**SET EXERCISE**. Gather up every line that includes the string "Competition".

**Records from a data source**.
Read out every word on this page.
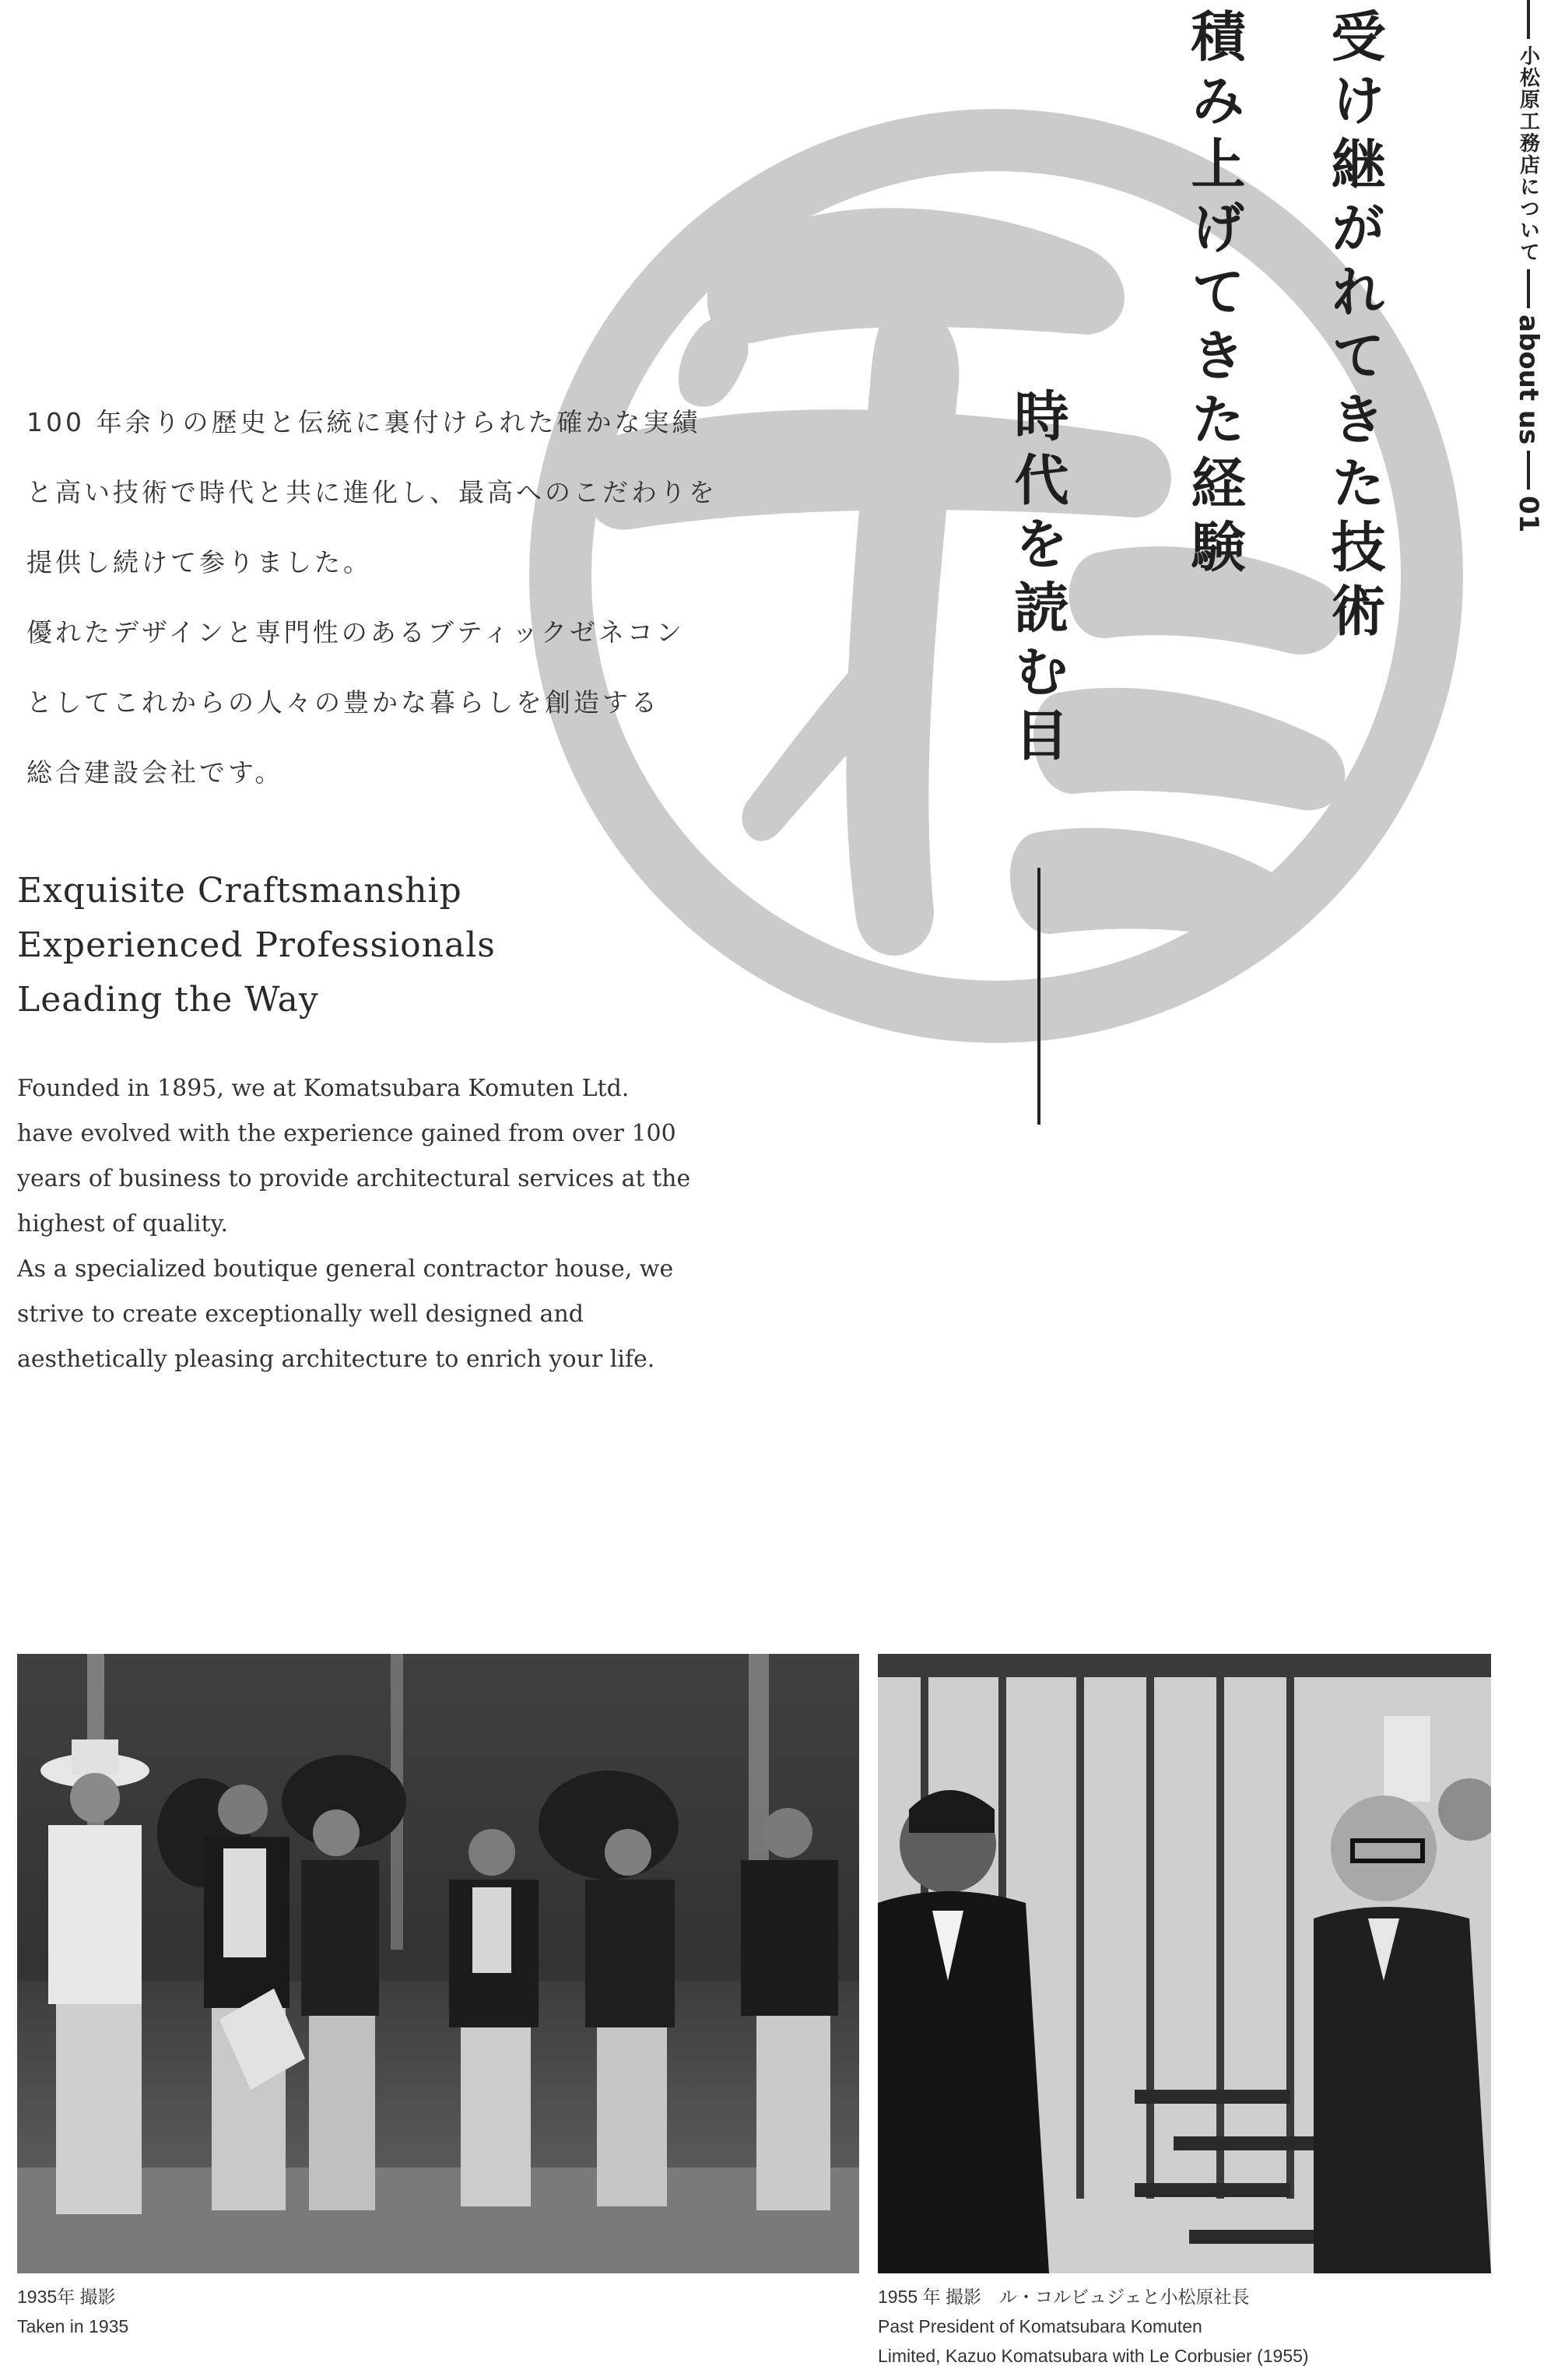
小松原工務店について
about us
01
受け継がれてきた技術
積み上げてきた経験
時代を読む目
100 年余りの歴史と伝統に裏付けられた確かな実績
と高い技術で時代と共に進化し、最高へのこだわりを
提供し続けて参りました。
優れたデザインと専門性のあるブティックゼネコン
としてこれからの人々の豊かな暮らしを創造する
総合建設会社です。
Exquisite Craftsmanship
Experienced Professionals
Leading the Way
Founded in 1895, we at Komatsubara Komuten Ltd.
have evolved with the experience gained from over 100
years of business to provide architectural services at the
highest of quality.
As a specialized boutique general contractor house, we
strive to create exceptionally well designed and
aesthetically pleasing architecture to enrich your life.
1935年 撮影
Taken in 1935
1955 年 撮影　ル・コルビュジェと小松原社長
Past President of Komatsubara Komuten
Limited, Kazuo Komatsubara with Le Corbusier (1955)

---

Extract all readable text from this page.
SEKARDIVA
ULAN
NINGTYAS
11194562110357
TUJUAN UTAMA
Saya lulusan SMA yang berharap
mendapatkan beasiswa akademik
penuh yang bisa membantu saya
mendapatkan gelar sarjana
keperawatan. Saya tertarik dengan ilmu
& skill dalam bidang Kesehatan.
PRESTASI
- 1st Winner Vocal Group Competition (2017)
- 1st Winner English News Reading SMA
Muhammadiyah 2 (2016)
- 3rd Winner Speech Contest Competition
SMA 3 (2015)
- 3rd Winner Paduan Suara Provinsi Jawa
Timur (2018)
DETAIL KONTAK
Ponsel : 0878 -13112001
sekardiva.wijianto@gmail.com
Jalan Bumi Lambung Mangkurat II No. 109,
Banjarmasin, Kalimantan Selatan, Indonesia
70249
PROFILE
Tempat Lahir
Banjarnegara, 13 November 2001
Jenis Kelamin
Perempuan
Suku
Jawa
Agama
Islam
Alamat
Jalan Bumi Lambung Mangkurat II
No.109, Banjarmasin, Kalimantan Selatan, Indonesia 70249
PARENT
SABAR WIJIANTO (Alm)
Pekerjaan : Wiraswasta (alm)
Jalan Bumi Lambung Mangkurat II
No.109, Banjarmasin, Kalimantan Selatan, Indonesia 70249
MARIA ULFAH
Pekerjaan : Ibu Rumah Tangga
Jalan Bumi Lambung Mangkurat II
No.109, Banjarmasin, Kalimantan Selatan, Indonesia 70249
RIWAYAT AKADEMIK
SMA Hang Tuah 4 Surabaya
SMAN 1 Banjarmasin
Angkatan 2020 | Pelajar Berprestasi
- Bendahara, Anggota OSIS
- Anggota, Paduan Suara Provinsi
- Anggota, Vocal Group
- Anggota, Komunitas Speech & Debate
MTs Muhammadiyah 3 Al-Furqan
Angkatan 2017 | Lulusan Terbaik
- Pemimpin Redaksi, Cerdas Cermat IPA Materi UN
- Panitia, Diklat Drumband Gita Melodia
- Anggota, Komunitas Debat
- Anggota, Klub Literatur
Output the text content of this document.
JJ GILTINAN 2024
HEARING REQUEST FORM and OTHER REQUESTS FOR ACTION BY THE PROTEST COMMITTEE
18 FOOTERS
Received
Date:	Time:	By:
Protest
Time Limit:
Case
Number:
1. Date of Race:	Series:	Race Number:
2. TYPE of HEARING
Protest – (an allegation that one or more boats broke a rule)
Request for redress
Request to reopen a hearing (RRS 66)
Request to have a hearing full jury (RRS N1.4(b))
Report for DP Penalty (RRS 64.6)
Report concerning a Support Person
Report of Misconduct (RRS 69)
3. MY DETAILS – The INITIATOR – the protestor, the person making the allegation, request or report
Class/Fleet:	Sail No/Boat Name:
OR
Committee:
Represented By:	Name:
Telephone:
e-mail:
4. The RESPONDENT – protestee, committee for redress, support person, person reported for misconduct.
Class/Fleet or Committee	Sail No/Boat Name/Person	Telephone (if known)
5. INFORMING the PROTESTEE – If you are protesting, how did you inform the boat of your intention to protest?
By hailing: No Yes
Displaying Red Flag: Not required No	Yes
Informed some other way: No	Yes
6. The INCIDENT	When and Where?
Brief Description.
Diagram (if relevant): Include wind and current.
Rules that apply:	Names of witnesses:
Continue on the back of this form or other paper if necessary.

**ANSWER TO THE PROBLEM**.
- 1st Winner Vocal Group Competition (2017)
- 3rd Winner Speech Contest Competition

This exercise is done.